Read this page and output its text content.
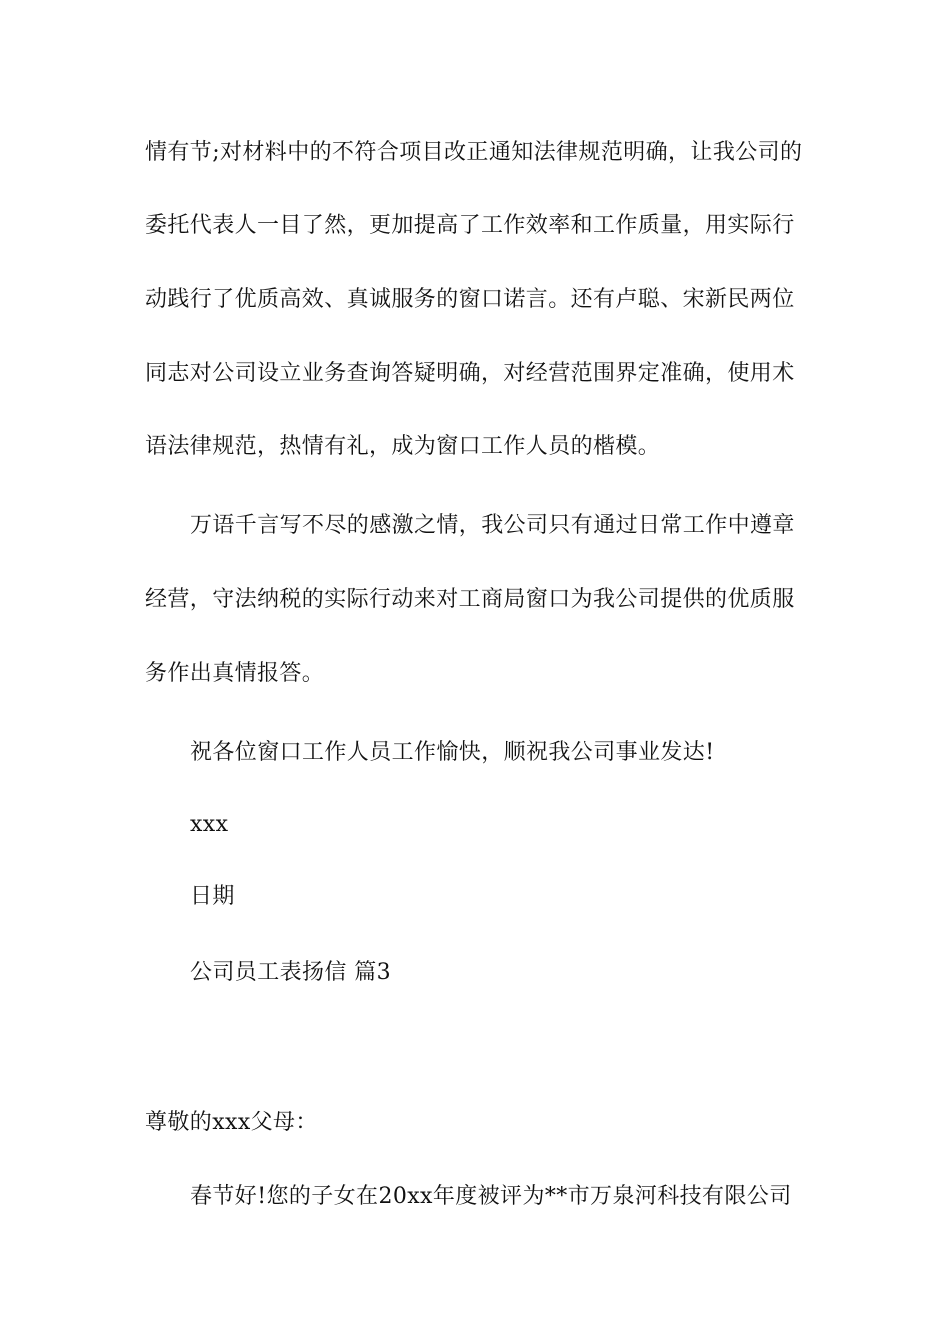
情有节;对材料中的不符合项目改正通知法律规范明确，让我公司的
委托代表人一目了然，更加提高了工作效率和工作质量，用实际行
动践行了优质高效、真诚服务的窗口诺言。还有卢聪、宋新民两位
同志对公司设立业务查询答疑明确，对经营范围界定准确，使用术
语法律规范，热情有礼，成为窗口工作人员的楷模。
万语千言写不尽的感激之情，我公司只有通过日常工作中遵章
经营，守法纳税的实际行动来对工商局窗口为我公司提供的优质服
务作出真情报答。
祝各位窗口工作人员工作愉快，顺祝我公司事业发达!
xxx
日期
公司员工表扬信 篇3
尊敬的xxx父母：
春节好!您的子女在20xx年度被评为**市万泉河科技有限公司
┄┄┄┄┄┄┄┄┄┄
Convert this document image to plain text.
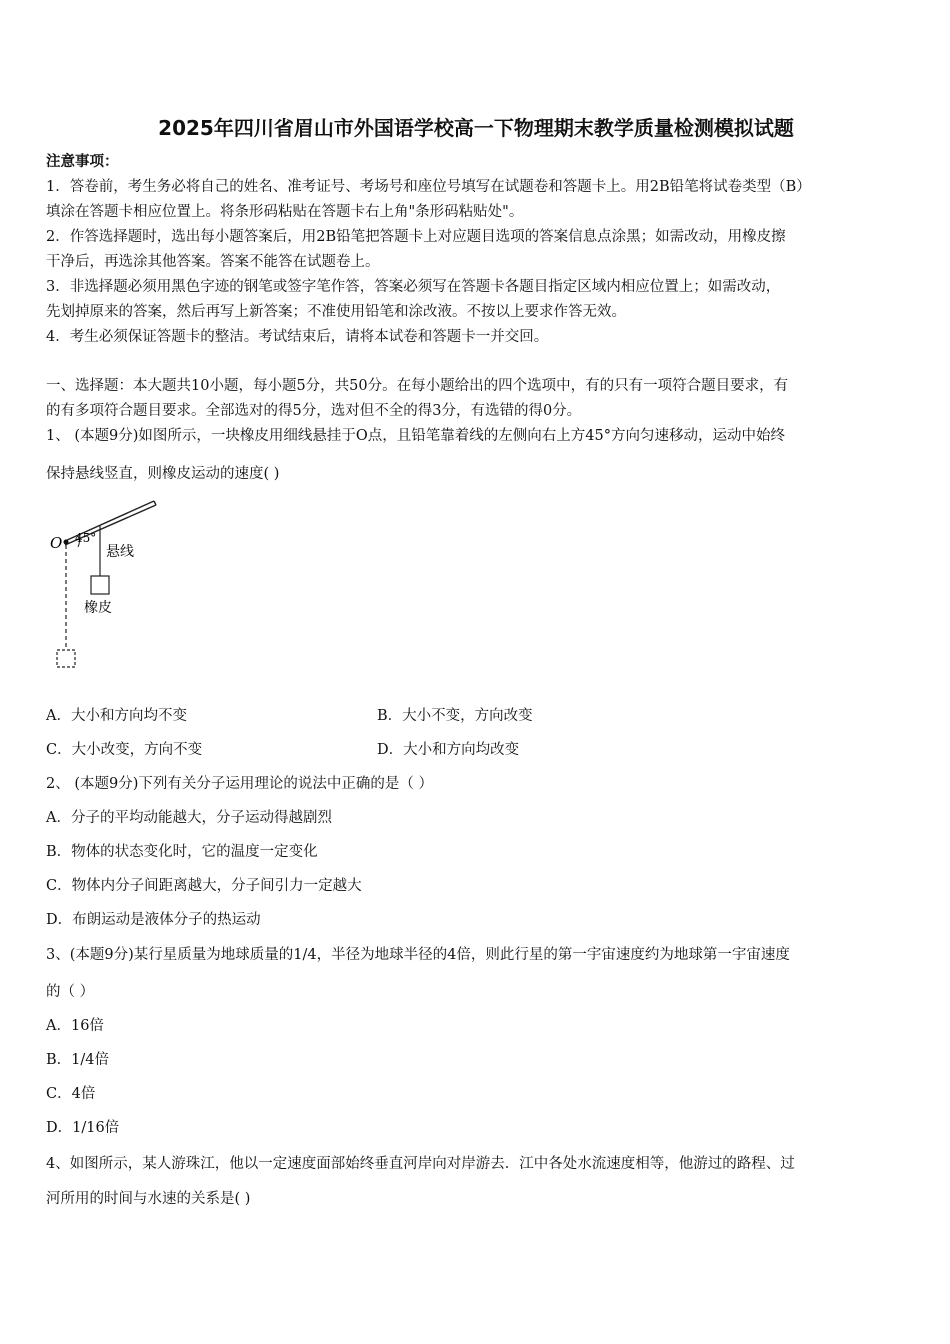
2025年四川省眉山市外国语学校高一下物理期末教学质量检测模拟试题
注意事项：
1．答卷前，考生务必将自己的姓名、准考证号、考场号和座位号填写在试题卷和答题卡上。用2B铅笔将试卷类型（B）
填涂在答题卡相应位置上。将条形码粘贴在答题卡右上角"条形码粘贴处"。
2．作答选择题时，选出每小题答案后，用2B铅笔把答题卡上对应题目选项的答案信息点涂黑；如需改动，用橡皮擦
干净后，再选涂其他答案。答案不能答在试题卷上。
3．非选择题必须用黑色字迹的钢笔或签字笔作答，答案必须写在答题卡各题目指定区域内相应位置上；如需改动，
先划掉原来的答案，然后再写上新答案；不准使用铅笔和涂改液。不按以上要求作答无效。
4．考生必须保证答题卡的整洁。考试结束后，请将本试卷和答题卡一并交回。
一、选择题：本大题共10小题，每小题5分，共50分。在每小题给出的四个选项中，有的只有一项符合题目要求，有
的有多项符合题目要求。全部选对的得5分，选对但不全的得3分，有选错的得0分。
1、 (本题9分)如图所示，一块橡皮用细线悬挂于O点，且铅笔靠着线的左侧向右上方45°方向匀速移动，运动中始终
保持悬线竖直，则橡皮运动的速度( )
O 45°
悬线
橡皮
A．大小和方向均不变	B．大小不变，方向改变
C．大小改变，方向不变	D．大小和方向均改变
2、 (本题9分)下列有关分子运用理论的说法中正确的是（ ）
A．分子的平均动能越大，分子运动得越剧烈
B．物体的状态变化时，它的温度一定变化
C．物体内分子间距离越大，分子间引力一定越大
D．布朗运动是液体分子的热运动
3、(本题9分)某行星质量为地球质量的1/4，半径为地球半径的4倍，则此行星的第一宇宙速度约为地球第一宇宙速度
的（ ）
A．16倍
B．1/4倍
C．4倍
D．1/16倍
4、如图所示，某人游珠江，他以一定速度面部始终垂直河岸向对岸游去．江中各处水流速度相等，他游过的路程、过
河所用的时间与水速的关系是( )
┄┄┄┄┄┄┄┄┄┄
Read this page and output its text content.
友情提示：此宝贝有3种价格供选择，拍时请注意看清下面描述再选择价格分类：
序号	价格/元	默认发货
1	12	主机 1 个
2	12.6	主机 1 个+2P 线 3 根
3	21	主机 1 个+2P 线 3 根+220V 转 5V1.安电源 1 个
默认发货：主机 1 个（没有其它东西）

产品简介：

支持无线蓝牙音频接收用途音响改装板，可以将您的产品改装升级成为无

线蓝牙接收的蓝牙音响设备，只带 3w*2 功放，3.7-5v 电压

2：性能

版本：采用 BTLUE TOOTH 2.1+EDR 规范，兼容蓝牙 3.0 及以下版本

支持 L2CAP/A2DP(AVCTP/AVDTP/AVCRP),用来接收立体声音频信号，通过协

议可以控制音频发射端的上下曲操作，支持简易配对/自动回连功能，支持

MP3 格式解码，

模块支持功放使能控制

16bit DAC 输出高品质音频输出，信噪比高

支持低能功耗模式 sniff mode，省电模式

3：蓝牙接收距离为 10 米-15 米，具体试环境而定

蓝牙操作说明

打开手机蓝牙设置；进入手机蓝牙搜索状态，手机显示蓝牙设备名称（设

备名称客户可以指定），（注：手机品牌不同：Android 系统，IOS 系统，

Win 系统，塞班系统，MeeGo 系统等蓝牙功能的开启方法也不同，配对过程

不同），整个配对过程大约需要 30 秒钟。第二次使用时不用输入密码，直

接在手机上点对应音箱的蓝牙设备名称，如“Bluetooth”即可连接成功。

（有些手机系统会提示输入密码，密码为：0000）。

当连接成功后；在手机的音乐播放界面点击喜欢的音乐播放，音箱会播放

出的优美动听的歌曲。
┄┄┄┄┄┄┄┄┄┄
### [REQUIREMENT]
Reproduce each line of the material containing the word "如需改动".

### [OUTPUT OF THE TASK]
2．作答选择题时，选出每小题答案后，用2B铅笔把答题卡上对应题目选项的答案信息点涂黑；如需改动，用橡皮擦
3．非选择题必须用黑色字迹的钢笔或签字笔作答，答案必须写在答题卡各题目指定区域内相应位置上；如需改动，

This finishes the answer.